--- Start Material supplied ---

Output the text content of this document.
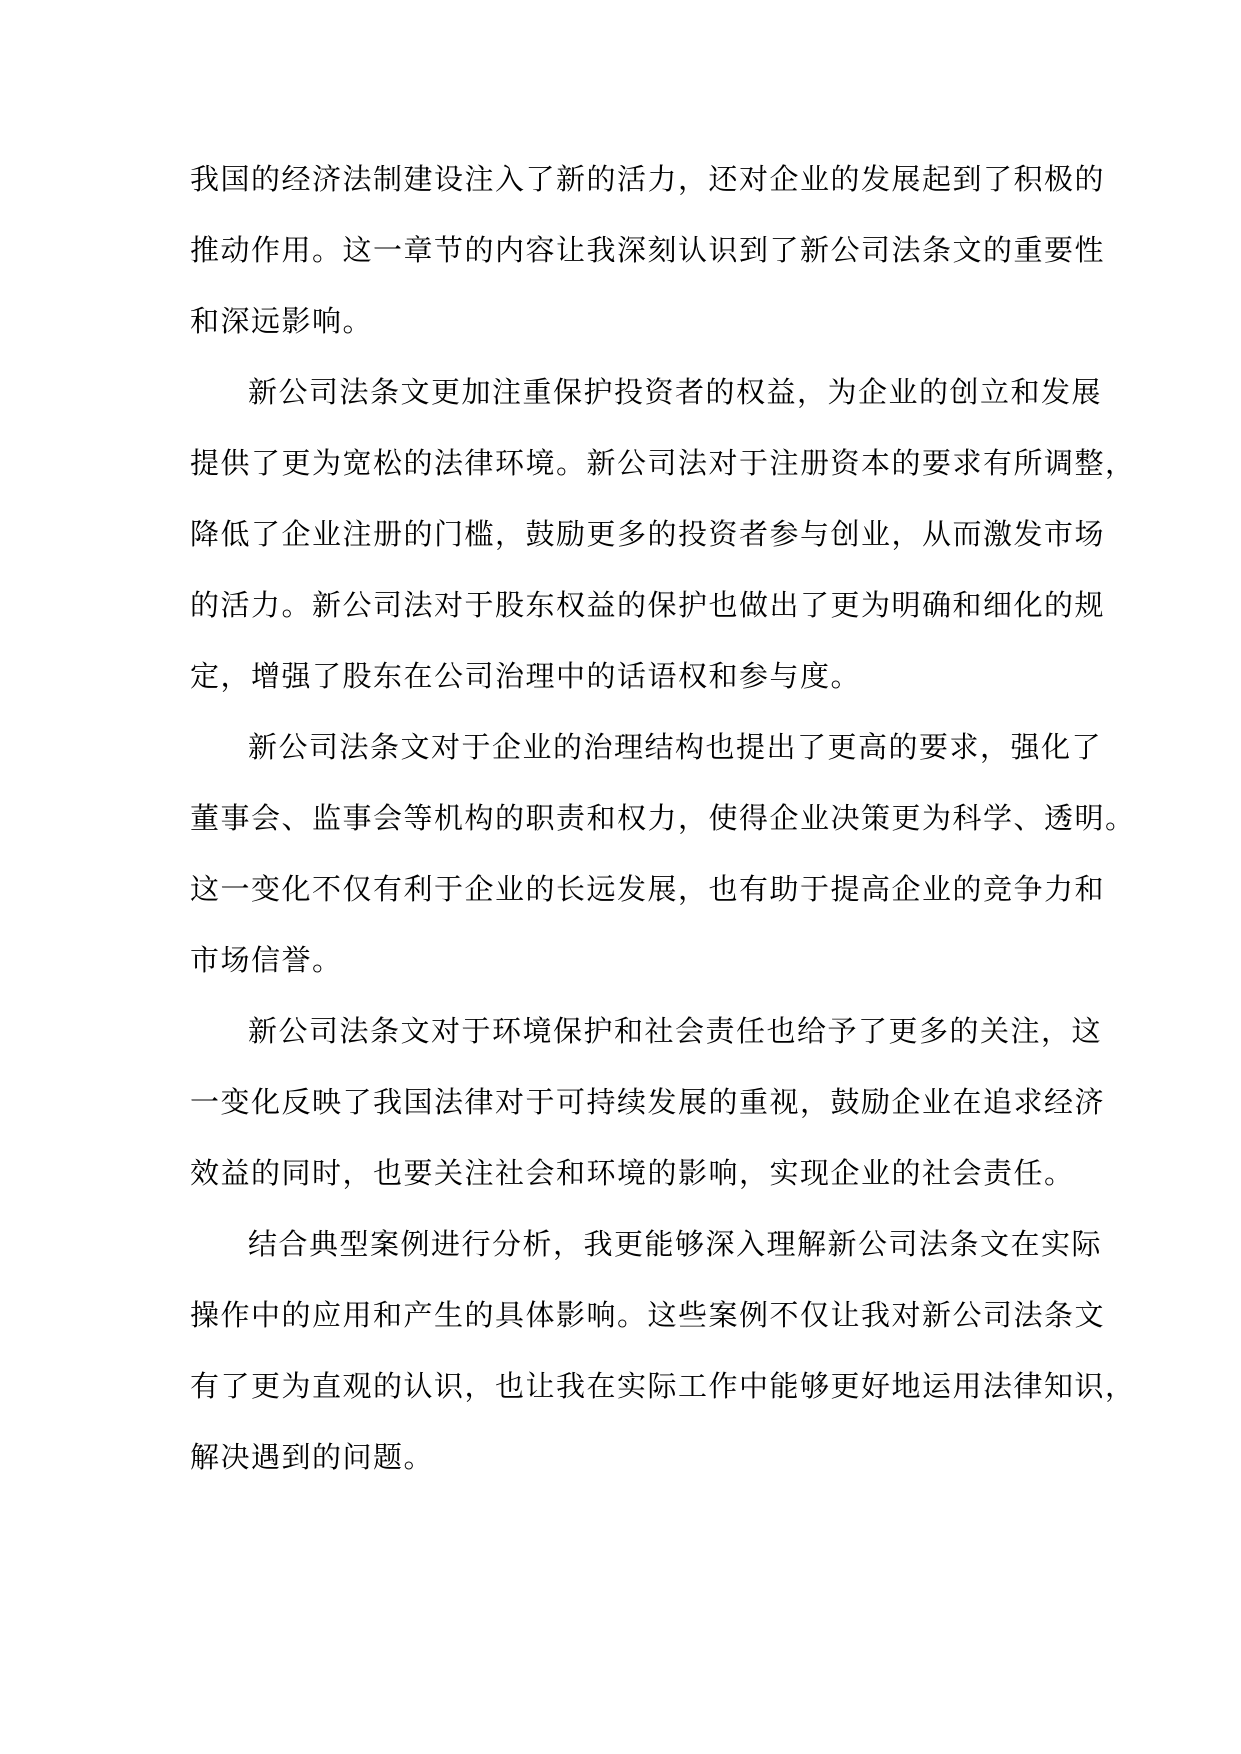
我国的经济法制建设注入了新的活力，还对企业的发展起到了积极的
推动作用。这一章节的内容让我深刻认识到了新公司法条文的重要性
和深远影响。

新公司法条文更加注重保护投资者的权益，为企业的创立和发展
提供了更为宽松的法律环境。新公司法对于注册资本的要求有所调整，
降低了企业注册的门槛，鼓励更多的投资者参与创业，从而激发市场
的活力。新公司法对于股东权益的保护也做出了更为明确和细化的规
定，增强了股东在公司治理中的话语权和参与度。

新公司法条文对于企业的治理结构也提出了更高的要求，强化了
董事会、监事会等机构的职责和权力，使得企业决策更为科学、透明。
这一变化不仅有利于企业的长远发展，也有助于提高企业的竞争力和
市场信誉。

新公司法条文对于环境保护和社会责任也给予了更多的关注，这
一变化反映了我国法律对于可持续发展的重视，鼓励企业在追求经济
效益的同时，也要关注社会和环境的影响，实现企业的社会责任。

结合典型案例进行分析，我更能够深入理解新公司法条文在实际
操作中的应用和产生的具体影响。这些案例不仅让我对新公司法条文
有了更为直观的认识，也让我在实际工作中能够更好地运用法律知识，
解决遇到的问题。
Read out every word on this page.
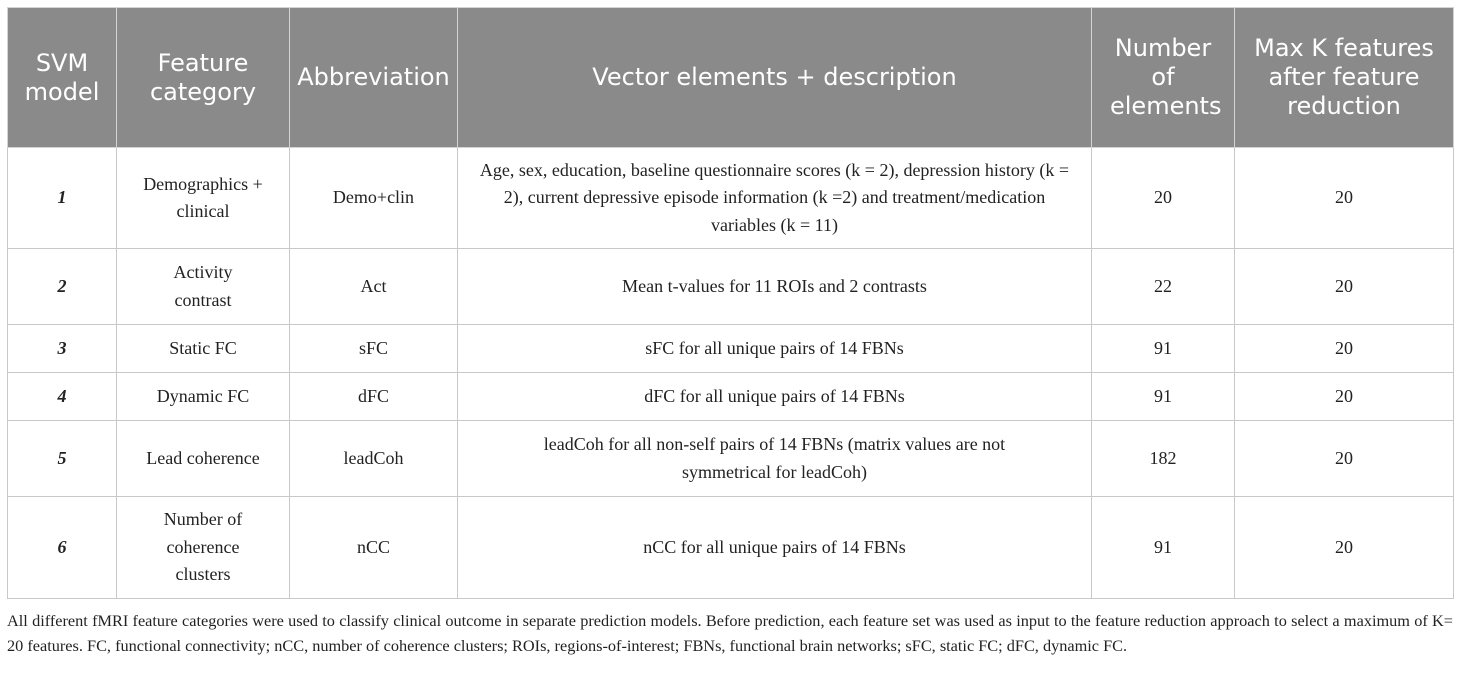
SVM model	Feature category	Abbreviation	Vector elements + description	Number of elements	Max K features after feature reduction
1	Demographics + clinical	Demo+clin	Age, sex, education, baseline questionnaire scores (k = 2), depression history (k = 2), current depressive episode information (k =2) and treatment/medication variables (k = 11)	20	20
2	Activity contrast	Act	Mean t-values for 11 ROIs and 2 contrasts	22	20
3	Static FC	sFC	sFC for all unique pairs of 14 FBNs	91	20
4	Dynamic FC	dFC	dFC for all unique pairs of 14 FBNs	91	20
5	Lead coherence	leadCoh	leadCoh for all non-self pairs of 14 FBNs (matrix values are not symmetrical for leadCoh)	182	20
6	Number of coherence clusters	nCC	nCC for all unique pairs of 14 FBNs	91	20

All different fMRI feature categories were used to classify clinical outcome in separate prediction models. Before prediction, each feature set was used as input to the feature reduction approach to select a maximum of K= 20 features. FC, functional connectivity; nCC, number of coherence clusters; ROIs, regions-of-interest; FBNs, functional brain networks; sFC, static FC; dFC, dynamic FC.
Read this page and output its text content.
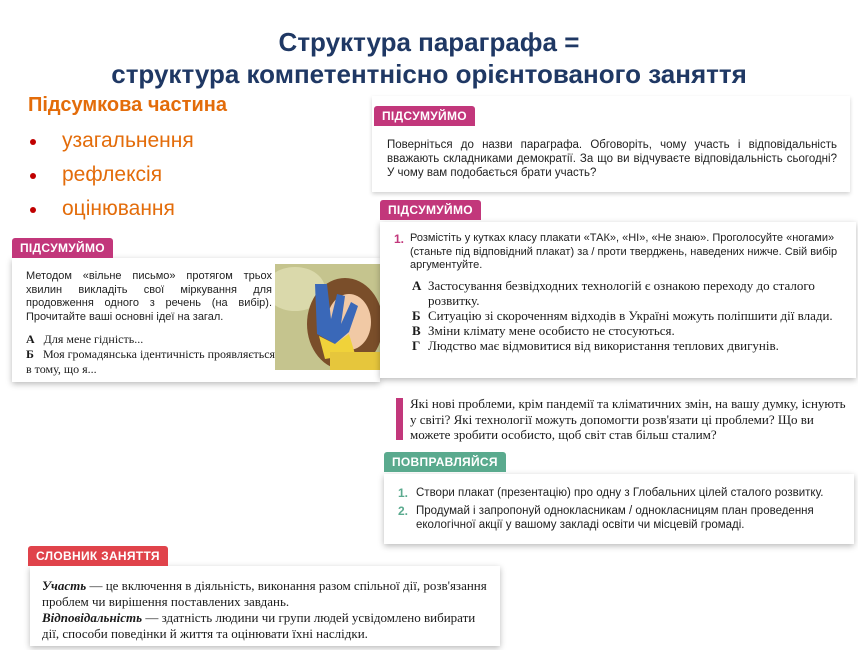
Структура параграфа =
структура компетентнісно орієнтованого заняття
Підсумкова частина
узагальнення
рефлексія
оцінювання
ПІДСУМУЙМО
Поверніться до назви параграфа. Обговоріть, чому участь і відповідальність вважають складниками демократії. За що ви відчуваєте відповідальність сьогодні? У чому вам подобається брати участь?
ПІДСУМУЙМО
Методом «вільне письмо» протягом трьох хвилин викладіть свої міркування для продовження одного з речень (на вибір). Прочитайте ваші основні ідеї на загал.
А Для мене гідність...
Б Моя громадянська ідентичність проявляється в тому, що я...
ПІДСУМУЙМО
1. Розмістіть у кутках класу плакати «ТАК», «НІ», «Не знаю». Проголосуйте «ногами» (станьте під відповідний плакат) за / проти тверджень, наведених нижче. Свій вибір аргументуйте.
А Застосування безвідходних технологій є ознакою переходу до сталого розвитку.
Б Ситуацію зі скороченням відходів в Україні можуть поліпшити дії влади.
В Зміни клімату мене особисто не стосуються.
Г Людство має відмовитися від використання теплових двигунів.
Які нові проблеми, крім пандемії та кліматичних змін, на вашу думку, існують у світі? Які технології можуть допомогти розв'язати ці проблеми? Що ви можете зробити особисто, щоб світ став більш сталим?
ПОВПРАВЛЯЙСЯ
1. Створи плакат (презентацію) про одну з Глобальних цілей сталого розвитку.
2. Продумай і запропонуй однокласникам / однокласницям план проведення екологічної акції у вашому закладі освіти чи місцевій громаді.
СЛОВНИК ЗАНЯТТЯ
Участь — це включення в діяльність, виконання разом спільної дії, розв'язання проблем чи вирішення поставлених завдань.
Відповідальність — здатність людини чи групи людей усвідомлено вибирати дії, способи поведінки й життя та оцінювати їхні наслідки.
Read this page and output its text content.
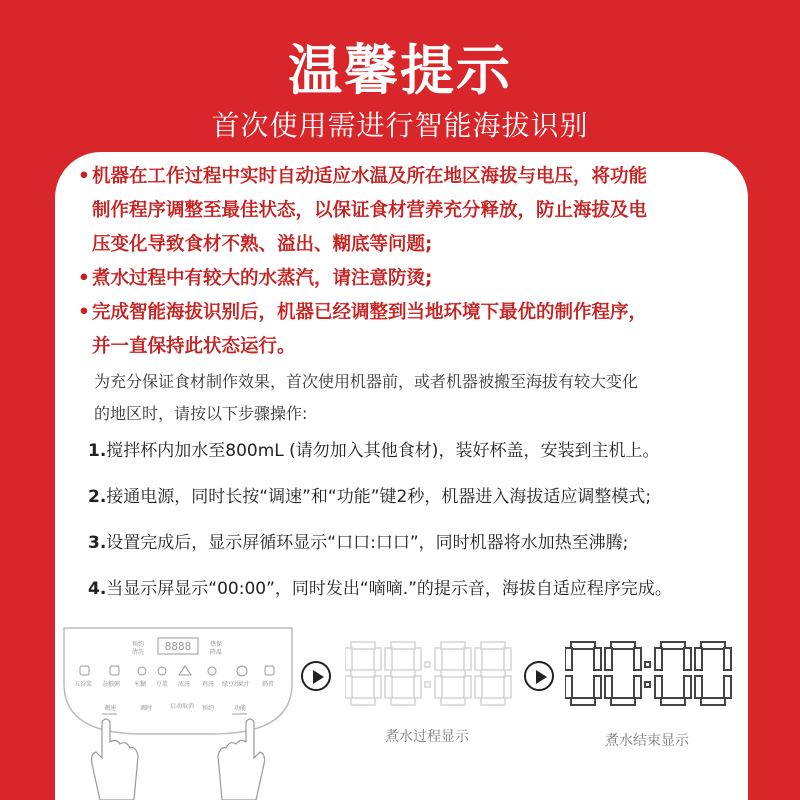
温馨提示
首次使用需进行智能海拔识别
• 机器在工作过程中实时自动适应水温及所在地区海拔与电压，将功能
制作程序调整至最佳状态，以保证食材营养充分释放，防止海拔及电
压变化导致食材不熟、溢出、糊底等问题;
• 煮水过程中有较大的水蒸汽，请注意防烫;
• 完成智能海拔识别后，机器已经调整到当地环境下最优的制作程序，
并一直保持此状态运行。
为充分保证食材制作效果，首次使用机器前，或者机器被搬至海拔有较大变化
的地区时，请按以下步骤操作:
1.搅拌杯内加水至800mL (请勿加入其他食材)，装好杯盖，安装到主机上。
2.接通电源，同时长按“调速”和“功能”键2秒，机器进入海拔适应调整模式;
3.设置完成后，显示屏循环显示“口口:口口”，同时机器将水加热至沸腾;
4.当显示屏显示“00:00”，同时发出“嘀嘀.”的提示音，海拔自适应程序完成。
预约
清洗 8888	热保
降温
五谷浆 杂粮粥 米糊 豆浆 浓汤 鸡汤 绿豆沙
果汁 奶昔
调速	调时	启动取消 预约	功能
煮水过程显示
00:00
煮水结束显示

--- End Material supplied ---

* [Instruction] Transcribe the records verbatim and omit the images.

* [Written solution]
Output the text content of this document.
我国的经济法制建设注入了新的活力，还对企业的发展起到了积极的
推动作用。这一章节的内容让我深刻认识到了新公司法条文的重要性
和深远影响。

新公司法条文更加注重保护投资者的权益，为企业的创立和发展
提供了更为宽松的法律环境。新公司法对于注册资本的要求有所调整，
降低了企业注册的门槛，鼓励更多的投资者参与创业，从而激发市场
的活力。新公司法对于股东权益的保护也做出了更为明确和细化的规
定，增强了股东在公司治理中的话语权和参与度。

新公司法条文对于企业的治理结构也提出了更高的要求，强化了
董事会、监事会等机构的职责和权力，使得企业决策更为科学、透明。
这一变化不仅有利于企业的长远发展，也有助于提高企业的竞争力和
市场信誉。

新公司法条文对于环境保护和社会责任也给予了更多的关注，这
一变化反映了我国法律对于可持续发展的重视，鼓励企业在追求经济
效益的同时，也要关注社会和环境的影响，实现企业的社会责任。

结合典型案例进行分析，我更能够深入理解新公司法条文在实际
操作中的应用和产生的具体影响。这些案例不仅让我对新公司法条文
有了更为直观的认识，也让我在实际工作中能够更好地运用法律知识，
解决遇到的问题。
Read out every word on this page.
SVM model	Feature category	Abbreviation	Vector elements + description	Number of elements	Max K features after feature reduction
1	Demographics + clinical	Demo+clin	Age, sex, education, baseline questionnaire scores (k = 2), depression history (k = 2), current depressive episode information (k =2) and treatment/medication variables (k = 11)	20	20
2	Activity contrast	Act	Mean t-values for 11 ROIs and 2 contrasts	22	20
3	Static FC	sFC	sFC for all unique pairs of 14 FBNs	91	20
4	Dynamic FC	dFC	dFC for all unique pairs of 14 FBNs	91	20
5	Lead coherence	leadCoh	leadCoh for all non-self pairs of 14 FBNs (matrix values are not symmetrical for leadCoh)	182	20
6	Number of coherence clusters	nCC	nCC for all unique pairs of 14 FBNs	91	20

All different fMRI feature categories were used to classify clinical outcome in separate prediction models. Before prediction, each feature set was used as input to the feature reduction approach to select a maximum of K= 20 features. FC, functional connectivity; nCC, number of coherence clusters; ROIs, regions-of-interest; FBNs, functional brain networks; sFC, static FC; dFC, dynamic FC.
Read this page and output its text content.
Структура параграфа =
структура компетентнісно орієнтованого заняття
Підсумкова частина
узагальнення
рефлексія
оцінювання
ПІДСУМУЙМО
Поверніться до назви параграфа. Обговоріть, чому участь і відповідальність вважають складниками демократії. За що ви відчуваєте відповідальність сьогодні? У чому вам подобається брати участь?
ПІДСУМУЙМО
Методом «вільне письмо» протягом трьох хвилин викладіть свої міркування для продовження одного з речень (на вибір). Прочитайте ваші основні ідеї на загал.
А Для мене гідність...
Б Моя громадянська ідентичність проявляється в тому, що я...
ПІДСУМУЙМО
1. Розмістіть у кутках класу плакати «ТАК», «НІ», «Не знаю». Проголосуйте «ногами» (станьте під відповідний плакат) за / проти тверджень, наведених нижче. Свій вибір аргументуйте.
А Застосування безвідходних технологій є ознакою переходу до сталого розвитку.
Б Ситуацію зі скороченням відходів в Україні можуть поліпшити дії влади.
В Зміни клімату мене особисто не стосуються.
Г Людство має відмовитися від використання теплових двигунів.
Які нові проблеми, крім пандемії та кліматичних змін, на вашу думку, існують у світі? Які технології можуть допомогти розв'язати ці проблеми? Що ви можете зробити особисто, щоб світ став більш сталим?
ПОВПРАВЛЯЙСЯ
1. Створи плакат (презентацію) про одну з Глобальних цілей сталого розвитку.
2. Продумай і запропонуй однокласникам / однокласницям план проведення екологічної акції у вашому закладі освіти чи місцевій громаді.
СЛОВНИК ЗАНЯТТЯ
Участь — це включення в діяльність, виконання разом спільної дії, розв'язання проблем чи вирішення поставлених завдань.
Відповідальність — здатність людини чи групи людей усвідомлено вибирати дії, способи поведінки й життя та оцінювати їхні наслідки.
Read this page and output its text content.
温馨提示
首次使用需进行智能海拔识别
• 机器在工作过程中实时自动适应水温及所在地区海拔与电压，将功能
制作程序调整至最佳状态，以保证食材营养充分释放，防止海拔及电
压变化导致食材不熟、溢出、糊底等问题;
• 煮水过程中有较大的水蒸汽，请注意防烫;
• 完成智能海拔识别后，机器已经调整到当地环境下最优的制作程序，
并一直保持此状态运行。
为充分保证食材制作效果，首次使用机器前，或者机器被搬至海拔有较大变化
的地区时，请按以下步骤操作:
1.搅拌杯内加水至800mL (请勿加入其他食材)，装好杯盖，安装到主机上。
2.接通电源，同时长按“调速”和“功能”键2秒，机器进入海拔适应调整模式;
3.设置完成后，显示屏循环显示“口口:口口”，同时机器将水加热至沸腾;
4.当显示屏显示“00:00”，同时发出“嘀嘀.”的提示音，海拔自适应程序完成。
预约
清洗 8888	热保
降温
五谷浆 杂粮粥 米糊 豆浆 浓汤 鸡汤 绿豆沙
果汁 奶昔
调速	调时	启动取消 预约	功能
煮水过程显示
00:00
煮水结束显示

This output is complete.